◆ EXERCISE PROMPT ◆
Print every line of the listing exactly, please.

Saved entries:
↓

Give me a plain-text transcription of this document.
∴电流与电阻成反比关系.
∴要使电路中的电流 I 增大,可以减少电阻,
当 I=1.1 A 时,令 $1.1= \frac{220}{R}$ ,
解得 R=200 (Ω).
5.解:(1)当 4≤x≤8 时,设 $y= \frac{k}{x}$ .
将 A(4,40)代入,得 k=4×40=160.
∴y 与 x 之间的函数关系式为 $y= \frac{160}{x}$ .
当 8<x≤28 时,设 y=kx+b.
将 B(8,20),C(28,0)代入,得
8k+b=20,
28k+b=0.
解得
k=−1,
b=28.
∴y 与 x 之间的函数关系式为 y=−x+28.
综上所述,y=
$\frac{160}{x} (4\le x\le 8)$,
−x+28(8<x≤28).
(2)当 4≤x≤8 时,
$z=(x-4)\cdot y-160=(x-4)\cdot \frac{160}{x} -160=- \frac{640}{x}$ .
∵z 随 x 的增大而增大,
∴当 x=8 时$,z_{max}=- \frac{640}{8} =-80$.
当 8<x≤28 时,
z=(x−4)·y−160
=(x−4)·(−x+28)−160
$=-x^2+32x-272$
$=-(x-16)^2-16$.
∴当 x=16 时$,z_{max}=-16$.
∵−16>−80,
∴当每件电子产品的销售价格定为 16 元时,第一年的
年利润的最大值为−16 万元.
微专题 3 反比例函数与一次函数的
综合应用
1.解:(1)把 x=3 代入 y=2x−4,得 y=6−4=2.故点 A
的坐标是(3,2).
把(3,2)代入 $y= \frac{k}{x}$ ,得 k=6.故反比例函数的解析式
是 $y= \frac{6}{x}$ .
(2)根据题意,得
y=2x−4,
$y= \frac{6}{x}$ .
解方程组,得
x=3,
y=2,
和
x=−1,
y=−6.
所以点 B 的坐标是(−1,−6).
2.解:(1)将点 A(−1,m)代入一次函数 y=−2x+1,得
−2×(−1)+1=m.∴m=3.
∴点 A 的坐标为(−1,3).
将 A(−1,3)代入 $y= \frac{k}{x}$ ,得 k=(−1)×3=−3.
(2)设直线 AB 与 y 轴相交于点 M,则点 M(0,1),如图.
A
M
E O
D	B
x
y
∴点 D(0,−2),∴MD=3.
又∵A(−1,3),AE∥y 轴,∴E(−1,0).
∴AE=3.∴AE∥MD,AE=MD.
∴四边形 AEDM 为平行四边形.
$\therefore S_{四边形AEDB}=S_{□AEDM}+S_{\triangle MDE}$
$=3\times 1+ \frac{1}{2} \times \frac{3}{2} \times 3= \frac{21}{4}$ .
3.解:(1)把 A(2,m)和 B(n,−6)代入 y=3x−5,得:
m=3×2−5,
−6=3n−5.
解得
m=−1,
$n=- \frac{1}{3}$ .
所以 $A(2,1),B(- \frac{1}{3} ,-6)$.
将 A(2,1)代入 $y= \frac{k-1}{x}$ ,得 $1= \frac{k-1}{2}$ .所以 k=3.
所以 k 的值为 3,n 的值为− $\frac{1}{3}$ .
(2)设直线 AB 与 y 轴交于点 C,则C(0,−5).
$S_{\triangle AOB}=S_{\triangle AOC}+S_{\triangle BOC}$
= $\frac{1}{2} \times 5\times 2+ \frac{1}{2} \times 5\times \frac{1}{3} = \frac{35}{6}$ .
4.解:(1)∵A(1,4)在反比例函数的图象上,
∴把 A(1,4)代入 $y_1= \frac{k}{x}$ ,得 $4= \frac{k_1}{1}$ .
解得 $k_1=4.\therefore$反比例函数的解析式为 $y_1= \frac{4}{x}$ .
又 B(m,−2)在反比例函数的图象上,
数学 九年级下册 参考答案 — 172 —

↑

◆ THE COMPLETED TASK ◆
Give me a plain-text transcription of this document.
∴电流与电阻成反比关系.
∴要使电路中的电流 I 增大,可以减少电阻,
当 I=1.1 A 时,令 $1.1= \frac{220}{R}$ ,
解得 R=200 (Ω).
5.解:(1)当 4≤x≤8 时,设 $y= \frac{k}{x}$ .
将 A(4,40)代入,得 k=4×40=160.
∴y 与 x 之间的函数关系式为 $y= \frac{160}{x}$ .
当 8<x≤28 时,设 y=kx+b.
将 B(8,20),C(28,0)代入,得
8k+b=20,
28k+b=0.
解得
k=−1,
b=28.
∴y 与 x 之间的函数关系式为 y=−x+28.
综上所述,y=
$\frac{160}{x} (4\le x\le 8)$,
−x+28(8<x≤28).
(2)当 4≤x≤8 时,
$z=(x-4)\cdot y-160=(x-4)\cdot \frac{160}{x} -160=- \frac{640}{x}$ .
∵z 随 x 的增大而增大,
∴当 x=8 时$,z_{max}=- \frac{640}{8} =-80$.
当 8<x≤28 时,
z=(x−4)·y−160
=(x−4)·(−x+28)−160
$=-x^2+32x-272$
$=-(x-16)^2-16$.
∴当 x=16 时$,z_{max}=-16$.
∵−16>−80,
∴当每件电子产品的销售价格定为 16 元时,第一年的
年利润的最大值为−16 万元.
微专题 3 反比例函数与一次函数的
综合应用
1.解:(1)把 x=3 代入 y=2x−4,得 y=6−4=2.故点 A
的坐标是(3,2).
把(3,2)代入 $y= \frac{k}{x}$ ,得 k=6.故反比例函数的解析式
是 $y= \frac{6}{x}$ .
(2)根据题意,得
y=2x−4,
$y= \frac{6}{x}$ .
解方程组,得
x=3,
y=2,
和
x=−1,
y=−6.
所以点 B 的坐标是(−1,−6).
2.解:(1)将点 A(−1,m)代入一次函数 y=−2x+1,得
−2×(−1)+1=m.∴m=3.
∴点 A 的坐标为(−1,3).
将 A(−1,3)代入 $y= \frac{k}{x}$ ,得 k=(−1)×3=−3.
(2)设直线 AB 与 y 轴相交于点 M,则点 M(0,1),如图.
A
M
E O
D	B
x
y
∴点 D(0,−2),∴MD=3.
又∵A(−1,3),AE∥y 轴,∴E(−1,0).
∴AE=3.∴AE∥MD,AE=MD.
∴四边形 AEDM 为平行四边形.
$\therefore S_{四边形AEDB}=S_{□AEDM}+S_{\triangle MDE}$
$=3\times 1+ \frac{1}{2} \times \frac{3}{2} \times 3= \frac{21}{4}$ .
3.解:(1)把 A(2,m)和 B(n,−6)代入 y=3x−5,得:
m=3×2−5,
−6=3n−5.
解得
m=−1,
$n=- \frac{1}{3}$ .
所以 $A(2,1),B(- \frac{1}{3} ,-6)$.
将 A(2,1)代入 $y= \frac{k-1}{x}$ ,得 $1= \frac{k-1}{2}$ .所以 k=3.
所以 k 的值为 3,n 的值为− $\frac{1}{3}$ .
(2)设直线 AB 与 y 轴交于点 C,则C(0,−5).
$S_{\triangle AOB}=S_{\triangle AOC}+S_{\triangle BOC}$
= $\frac{1}{2} \times 5\times 2+ \frac{1}{2} \times 5\times \frac{1}{3} = \frac{35}{6}$ .
4.解:(1)∵A(1,4)在反比例函数的图象上,
∴把 A(1,4)代入 $y_1= \frac{k}{x}$ ,得 $4= \frac{k_1}{1}$ .
解得 $k_1=4.\therefore$反比例函数的解析式为 $y_1= \frac{4}{x}$ .
又 B(m,−2)在反比例函数的图象上,
数学 九年级下册 参考答案 — 172 —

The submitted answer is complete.